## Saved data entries
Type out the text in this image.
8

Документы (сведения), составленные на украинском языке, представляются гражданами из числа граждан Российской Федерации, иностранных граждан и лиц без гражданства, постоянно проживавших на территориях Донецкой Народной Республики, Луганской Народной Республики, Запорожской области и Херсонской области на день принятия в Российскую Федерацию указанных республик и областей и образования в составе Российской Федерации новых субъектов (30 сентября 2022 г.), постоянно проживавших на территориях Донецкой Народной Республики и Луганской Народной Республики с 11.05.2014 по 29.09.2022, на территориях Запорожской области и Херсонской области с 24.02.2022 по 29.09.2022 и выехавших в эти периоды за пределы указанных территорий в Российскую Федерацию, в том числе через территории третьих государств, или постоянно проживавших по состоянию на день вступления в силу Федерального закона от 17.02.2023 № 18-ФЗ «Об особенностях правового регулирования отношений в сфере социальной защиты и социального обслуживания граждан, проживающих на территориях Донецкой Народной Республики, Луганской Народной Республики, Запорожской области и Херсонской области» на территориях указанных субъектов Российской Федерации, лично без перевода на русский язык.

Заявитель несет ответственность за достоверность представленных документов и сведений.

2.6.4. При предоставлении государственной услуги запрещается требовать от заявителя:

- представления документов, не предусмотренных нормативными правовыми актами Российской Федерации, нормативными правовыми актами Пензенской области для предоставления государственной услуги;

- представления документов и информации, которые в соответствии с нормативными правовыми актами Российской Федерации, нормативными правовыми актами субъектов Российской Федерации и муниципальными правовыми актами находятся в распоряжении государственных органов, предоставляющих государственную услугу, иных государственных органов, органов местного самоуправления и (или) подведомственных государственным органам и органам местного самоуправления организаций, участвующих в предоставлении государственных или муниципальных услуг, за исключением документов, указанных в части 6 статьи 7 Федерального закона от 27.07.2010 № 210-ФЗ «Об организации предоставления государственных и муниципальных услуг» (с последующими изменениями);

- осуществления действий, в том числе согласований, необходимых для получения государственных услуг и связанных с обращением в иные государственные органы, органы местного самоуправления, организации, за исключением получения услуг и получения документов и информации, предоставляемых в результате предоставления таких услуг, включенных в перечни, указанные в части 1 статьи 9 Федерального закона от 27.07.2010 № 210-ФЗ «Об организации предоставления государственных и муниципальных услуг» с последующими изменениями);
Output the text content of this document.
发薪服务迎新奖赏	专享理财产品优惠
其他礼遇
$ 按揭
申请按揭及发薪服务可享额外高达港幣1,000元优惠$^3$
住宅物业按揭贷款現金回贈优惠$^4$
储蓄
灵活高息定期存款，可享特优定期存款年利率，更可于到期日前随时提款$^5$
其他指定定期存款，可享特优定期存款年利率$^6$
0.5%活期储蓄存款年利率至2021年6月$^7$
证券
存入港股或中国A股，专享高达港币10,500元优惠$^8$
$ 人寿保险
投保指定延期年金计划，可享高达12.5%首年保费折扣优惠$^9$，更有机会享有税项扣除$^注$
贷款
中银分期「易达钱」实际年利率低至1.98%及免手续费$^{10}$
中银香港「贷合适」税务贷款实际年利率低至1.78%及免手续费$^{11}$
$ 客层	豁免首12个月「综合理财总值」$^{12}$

## Prompt
Take the listing above and set it down exactly.

## The solution
Type out the text in this image.
8

Документы (сведения), составленные на украинском языке, представляются гражданами из числа граждан Российской Федерации, иностранных граждан и лиц без гражданства, постоянно проживавших на территориях Донецкой Народной Республики, Луганской Народной Республики, Запорожской области и Херсонской области на день принятия в Российскую Федерацию указанных республик и областей и образования в составе Российской Федерации новых субъектов (30 сентября 2022 г.), постоянно проживавших на территориях Донецкой Народной Республики и Луганской Народной Республики с 11.05.2014 по 29.09.2022, на территориях Запорожской области и Херсонской области с 24.02.2022 по 29.09.2022 и выехавших в эти периоды за пределы указанных территорий в Российскую Федерацию, в том числе через территории третьих государств, или постоянно проживавших по состоянию на день вступления в силу Федерального закона от 17.02.2023 № 18-ФЗ «Об особенностях правового регулирования отношений в сфере социальной защиты и социального обслуживания граждан, проживающих на территориях Донецкой Народной Республики, Луганской Народной Республики, Запорожской области и Херсонской области» на территориях указанных субъектов Российской Федерации, лично без перевода на русский язык.

Заявитель несет ответственность за достоверность представленных документов и сведений.

2.6.4. При предоставлении государственной услуги запрещается требовать от заявителя:

- представления документов, не предусмотренных нормативными правовыми актами Российской Федерации, нормативными правовыми актами Пензенской области для предоставления государственной услуги;

- представления документов и информации, которые в соответствии с нормативными правовыми актами Российской Федерации, нормативными правовыми актами субъектов Российской Федерации и муниципальными правовыми актами находятся в распоряжении государственных органов, предоставляющих государственную услугу, иных государственных органов, органов местного самоуправления и (или) подведомственных государственным органам и органам местного самоуправления организаций, участвующих в предоставлении государственных или муниципальных услуг, за исключением документов, указанных в части 6 статьи 7 Федерального закона от 27.07.2010 № 210-ФЗ «Об организации предоставления государственных и муниципальных услуг» (с последующими изменениями);

- осуществления действий, в том числе согласований, необходимых для получения государственных услуг и связанных с обращением в иные государственные органы, органы местного самоуправления, организации, за исключением получения услуг и получения документов и информации, предоставляемых в результате предоставления таких услуг, включенных в перечни, указанные в части 1 статьи 9 Федерального закона от 27.07.2010 № 210-ФЗ «Об организации предоставления государственных и муниципальных услуг» с последующими изменениями);
Output the text content of this document.
发薪服务迎新奖赏	专享理财产品优惠
其他礼遇
$ 按揭
申请按揭及发薪服务可享额外高达港幣1,000元优惠$^3$
住宅物业按揭贷款現金回贈优惠$^4$
储蓄
灵活高息定期存款，可享特优定期存款年利率，更可于到期日前随时提款$^5$
其他指定定期存款，可享特优定期存款年利率$^6$
0.5%活期储蓄存款年利率至2021年6月$^7$
证券
存入港股或中国A股，专享高达港币10,500元优惠$^8$
$ 人寿保险
投保指定延期年金计划，可享高达12.5%首年保费折扣优惠$^9$，更有机会享有税项扣除$^注$
贷款
中银分期「易达钱」实际年利率低至1.98%及免手续费$^{10}$
中银香港「贷合适」税务贷款实际年利率低至1.78%及免手续费$^{11}$
$ 客层	豁免首12个月「综合理财总值」$^{12}$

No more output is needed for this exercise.